-- Begin Record set --
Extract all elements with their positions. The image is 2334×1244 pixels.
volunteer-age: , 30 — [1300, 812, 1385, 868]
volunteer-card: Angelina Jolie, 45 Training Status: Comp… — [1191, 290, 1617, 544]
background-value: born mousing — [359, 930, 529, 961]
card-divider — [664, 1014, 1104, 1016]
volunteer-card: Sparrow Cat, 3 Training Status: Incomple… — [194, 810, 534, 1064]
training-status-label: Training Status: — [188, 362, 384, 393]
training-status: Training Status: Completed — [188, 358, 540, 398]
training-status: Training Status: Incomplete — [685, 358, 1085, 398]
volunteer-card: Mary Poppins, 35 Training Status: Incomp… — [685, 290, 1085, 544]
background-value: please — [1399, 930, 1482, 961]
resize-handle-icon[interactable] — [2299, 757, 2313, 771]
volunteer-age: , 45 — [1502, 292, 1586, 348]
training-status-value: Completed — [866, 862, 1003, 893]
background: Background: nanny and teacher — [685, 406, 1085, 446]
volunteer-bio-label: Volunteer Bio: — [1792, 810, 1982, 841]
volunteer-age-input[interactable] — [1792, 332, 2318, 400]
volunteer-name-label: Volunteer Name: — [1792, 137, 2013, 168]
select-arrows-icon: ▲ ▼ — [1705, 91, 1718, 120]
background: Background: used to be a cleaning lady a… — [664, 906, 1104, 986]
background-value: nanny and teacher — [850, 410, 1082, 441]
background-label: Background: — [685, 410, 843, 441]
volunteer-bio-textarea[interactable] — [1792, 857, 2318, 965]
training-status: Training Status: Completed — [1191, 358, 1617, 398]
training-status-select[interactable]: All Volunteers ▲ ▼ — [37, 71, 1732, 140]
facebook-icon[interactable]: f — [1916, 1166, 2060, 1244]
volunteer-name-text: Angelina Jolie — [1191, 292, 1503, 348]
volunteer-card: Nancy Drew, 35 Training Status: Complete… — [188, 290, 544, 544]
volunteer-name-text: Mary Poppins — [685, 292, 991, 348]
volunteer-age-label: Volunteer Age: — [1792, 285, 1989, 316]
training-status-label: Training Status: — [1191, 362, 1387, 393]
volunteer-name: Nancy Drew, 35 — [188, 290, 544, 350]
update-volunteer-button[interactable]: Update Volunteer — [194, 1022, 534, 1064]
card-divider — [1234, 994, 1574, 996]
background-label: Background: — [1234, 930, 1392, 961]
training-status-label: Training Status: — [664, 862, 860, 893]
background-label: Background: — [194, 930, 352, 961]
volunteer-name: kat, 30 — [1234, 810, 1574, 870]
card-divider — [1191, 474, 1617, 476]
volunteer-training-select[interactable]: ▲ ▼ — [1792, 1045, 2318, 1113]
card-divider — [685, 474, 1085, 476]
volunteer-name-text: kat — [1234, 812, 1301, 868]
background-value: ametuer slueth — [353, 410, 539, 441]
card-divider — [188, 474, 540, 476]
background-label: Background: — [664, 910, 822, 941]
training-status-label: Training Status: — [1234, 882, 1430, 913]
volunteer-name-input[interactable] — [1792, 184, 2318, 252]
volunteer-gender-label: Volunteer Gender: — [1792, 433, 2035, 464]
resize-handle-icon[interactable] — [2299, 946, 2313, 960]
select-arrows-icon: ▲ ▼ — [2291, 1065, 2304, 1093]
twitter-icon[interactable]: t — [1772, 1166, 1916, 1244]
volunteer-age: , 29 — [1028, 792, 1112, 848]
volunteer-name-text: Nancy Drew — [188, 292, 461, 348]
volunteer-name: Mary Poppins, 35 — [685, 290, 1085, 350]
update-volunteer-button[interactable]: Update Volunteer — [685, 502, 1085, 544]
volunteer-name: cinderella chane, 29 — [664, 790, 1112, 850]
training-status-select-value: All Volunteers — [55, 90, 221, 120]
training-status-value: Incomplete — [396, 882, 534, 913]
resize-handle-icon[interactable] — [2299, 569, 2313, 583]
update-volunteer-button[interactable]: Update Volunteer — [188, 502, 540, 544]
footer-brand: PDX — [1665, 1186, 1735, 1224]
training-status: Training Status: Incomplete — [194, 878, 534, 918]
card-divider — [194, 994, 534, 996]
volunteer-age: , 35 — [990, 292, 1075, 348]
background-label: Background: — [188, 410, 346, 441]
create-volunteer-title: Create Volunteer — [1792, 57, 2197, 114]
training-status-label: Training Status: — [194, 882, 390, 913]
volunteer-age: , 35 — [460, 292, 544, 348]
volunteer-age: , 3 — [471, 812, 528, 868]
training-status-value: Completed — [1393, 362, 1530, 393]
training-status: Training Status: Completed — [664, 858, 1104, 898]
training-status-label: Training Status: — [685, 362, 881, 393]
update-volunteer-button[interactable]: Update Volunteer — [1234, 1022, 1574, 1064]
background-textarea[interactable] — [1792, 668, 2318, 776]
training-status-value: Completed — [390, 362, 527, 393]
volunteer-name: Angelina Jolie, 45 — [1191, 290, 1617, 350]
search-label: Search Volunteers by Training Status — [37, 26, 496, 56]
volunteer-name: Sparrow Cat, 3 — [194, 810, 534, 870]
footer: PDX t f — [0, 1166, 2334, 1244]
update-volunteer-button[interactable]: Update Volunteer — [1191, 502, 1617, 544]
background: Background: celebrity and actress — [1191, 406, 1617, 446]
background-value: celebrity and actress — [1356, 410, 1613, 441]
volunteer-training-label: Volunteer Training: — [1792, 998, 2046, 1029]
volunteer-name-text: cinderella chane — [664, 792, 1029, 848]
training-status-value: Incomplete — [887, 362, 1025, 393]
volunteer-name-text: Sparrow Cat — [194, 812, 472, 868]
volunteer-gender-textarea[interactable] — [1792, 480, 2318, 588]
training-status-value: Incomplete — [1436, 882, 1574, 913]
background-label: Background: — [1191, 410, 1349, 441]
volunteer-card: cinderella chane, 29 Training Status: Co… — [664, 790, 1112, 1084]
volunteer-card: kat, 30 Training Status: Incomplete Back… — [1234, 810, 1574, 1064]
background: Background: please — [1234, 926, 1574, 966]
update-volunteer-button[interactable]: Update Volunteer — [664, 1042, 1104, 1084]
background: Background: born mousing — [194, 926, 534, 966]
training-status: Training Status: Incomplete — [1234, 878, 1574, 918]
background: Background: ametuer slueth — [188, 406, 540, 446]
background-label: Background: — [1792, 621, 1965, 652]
-- End Record set --
> [Exercise goal] Reproduce all of the data above word for word, changing nothing.

> [The reply]
Extract all elements with their positions. The image is 2334×1244 pixels.
volunteer-age: , 30 — [1300, 812, 1385, 868]
volunteer-card: Angelina Jolie, 45 Training Status: Comp… — [1191, 290, 1617, 544]
background-value: born mousing — [359, 930, 529, 961]
card-divider — [664, 1014, 1104, 1016]
volunteer-card: Sparrow Cat, 3 Training Status: Incomple… — [194, 810, 534, 1064]
training-status-label: Training Status: — [188, 362, 384, 393]
training-status: Training Status: Completed — [188, 358, 540, 398]
training-status: Training Status: Incomplete — [685, 358, 1085, 398]
volunteer-card: Mary Poppins, 35 Training Status: Incomp… — [685, 290, 1085, 544]
background-value: please — [1399, 930, 1482, 961]
resize-handle-icon[interactable] — [2299, 757, 2313, 771]
volunteer-age: , 45 — [1502, 292, 1586, 348]
training-status-value: Completed — [866, 862, 1003, 893]
background: Background: nanny and teacher — [685, 406, 1085, 446]
volunteer-bio-label: Volunteer Bio: — [1792, 810, 1982, 841]
volunteer-age-input[interactable] — [1792, 332, 2318, 400]
volunteer-name-label: Volunteer Name: — [1792, 137, 2013, 168]
select-arrows-icon: ▲ ▼ — [1705, 91, 1718, 120]
background: Background: used to be a cleaning lady a… — [664, 906, 1104, 986]
background-value: nanny and teacher — [850, 410, 1082, 441]
background-label: Background: — [685, 410, 843, 441]
volunteer-bio-textarea[interactable] — [1792, 857, 2318, 965]
training-status: Training Status: Completed — [1191, 358, 1617, 398]
training-status-select[interactable]: All Volunteers ▲ ▼ — [37, 71, 1732, 140]
facebook-icon[interactable]: f — [1916, 1166, 2060, 1244]
volunteer-name-text: Angelina Jolie — [1191, 292, 1503, 348]
volunteer-card: Nancy Drew, 35 Training Status: Complete… — [188, 290, 544, 544]
volunteer-name-text: Mary Poppins — [685, 292, 991, 348]
volunteer-age-label: Volunteer Age: — [1792, 285, 1989, 316]
training-status-label: Training Status: — [1191, 362, 1387, 393]
volunteer-name: Nancy Drew, 35 — [188, 290, 544, 350]
update-volunteer-button[interactable]: Update Volunteer — [194, 1022, 534, 1064]
card-divider — [1234, 994, 1574, 996]
background-label: Background: — [1234, 930, 1392, 961]
training-status-label: Training Status: — [664, 862, 860, 893]
background-label: Background: — [194, 930, 352, 961]
volunteer-name: kat, 30 — [1234, 810, 1574, 870]
card-divider — [1191, 474, 1617, 476]
volunteer-training-select[interactable]: ▲ ▼ — [1792, 1045, 2318, 1113]
card-divider — [685, 474, 1085, 476]
volunteer-name-text: kat — [1234, 812, 1301, 868]
background-value: ametuer slueth — [353, 410, 539, 441]
card-divider — [188, 474, 540, 476]
background-label: Background: — [664, 910, 822, 941]
training-status-label: Training Status: — [1234, 882, 1430, 913]
volunteer-name-input[interactable] — [1792, 184, 2318, 252]
volunteer-gender-label: Volunteer Gender: — [1792, 433, 2035, 464]
resize-handle-icon[interactable] — [2299, 946, 2313, 960]
select-arrows-icon: ▲ ▼ — [2291, 1065, 2304, 1093]
twitter-icon[interactable]: t — [1772, 1166, 1916, 1244]
volunteer-age: , 29 — [1028, 792, 1112, 848]
volunteer-name-text: Nancy Drew — [188, 292, 461, 348]
volunteer-name: Mary Poppins, 35 — [685, 290, 1085, 350]
update-volunteer-button[interactable]: Update Volunteer — [685, 502, 1085, 544]
volunteer-name: cinderella chane, 29 — [664, 790, 1112, 850]
training-status-select-value: All Volunteers — [55, 90, 221, 120]
training-status-value: Incomplete — [396, 882, 534, 913]
resize-handle-icon[interactable] — [2299, 569, 2313, 583]
update-volunteer-button[interactable]: Update Volunteer — [188, 502, 540, 544]
footer-brand: PDX — [1665, 1186, 1735, 1224]
training-status: Training Status: Incomplete — [194, 878, 534, 918]
card-divider — [194, 994, 534, 996]
volunteer-age: , 35 — [990, 292, 1075, 348]
background-label: Background: — [188, 410, 346, 441]
create-volunteer-title: Create Volunteer — [1792, 57, 2197, 114]
training-status-label: Training Status: — [194, 882, 390, 913]
volunteer-age: , 35 — [460, 292, 544, 348]
volunteer-age: , 3 — [471, 812, 528, 868]
training-status-value: Completed — [1393, 362, 1530, 393]
training-status: Training Status: Completed — [664, 858, 1104, 898]
training-status-label: Training Status: — [685, 362, 881, 393]
update-volunteer-button[interactable]: Update Volunteer — [1234, 1022, 1574, 1064]
background-textarea[interactable] — [1792, 668, 2318, 776]
training-status-value: Completed — [390, 362, 527, 393]
volunteer-name: Angelina Jolie, 45 — [1191, 290, 1617, 350]
search-label: Search Volunteers by Training Status — [37, 26, 496, 56]
volunteer-name: Sparrow Cat, 3 — [194, 810, 534, 870]
footer: PDX t f — [0, 1166, 2334, 1244]
update-volunteer-button[interactable]: Update Volunteer — [1191, 502, 1617, 544]
background: Background: celebrity and actress — [1191, 406, 1617, 446]
background-value: celebrity and actress — [1356, 410, 1613, 441]
volunteer-training-label: Volunteer Training: — [1792, 998, 2046, 1029]
volunteer-name-text: cinderella chane — [664, 792, 1029, 848]
training-status-value: Incomplete — [887, 362, 1025, 393]
volunteer-name-text: Sparrow Cat — [194, 812, 472, 868]
volunteer-gender-textarea[interactable] — [1792, 480, 2318, 588]
training-status-value: Incomplete — [1436, 882, 1574, 913]
background-label: Background: — [1191, 410, 1349, 441]
volunteer-card: cinderella chane, 29 Training Status: Co… — [664, 790, 1112, 1084]
volunteer-card: kat, 30 Training Status: Incomplete Back… — [1234, 810, 1574, 1064]
background: Background: please — [1234, 926, 1574, 966]
update-volunteer-button[interactable]: Update Volunteer — [664, 1042, 1104, 1084]
background: Background: born mousing — [194, 926, 534, 966]
training-status: Training Status: Incomplete — [1234, 878, 1574, 918]
background: Background: ametuer slueth — [188, 406, 540, 446]
background-label: Background: — [1792, 621, 1965, 652]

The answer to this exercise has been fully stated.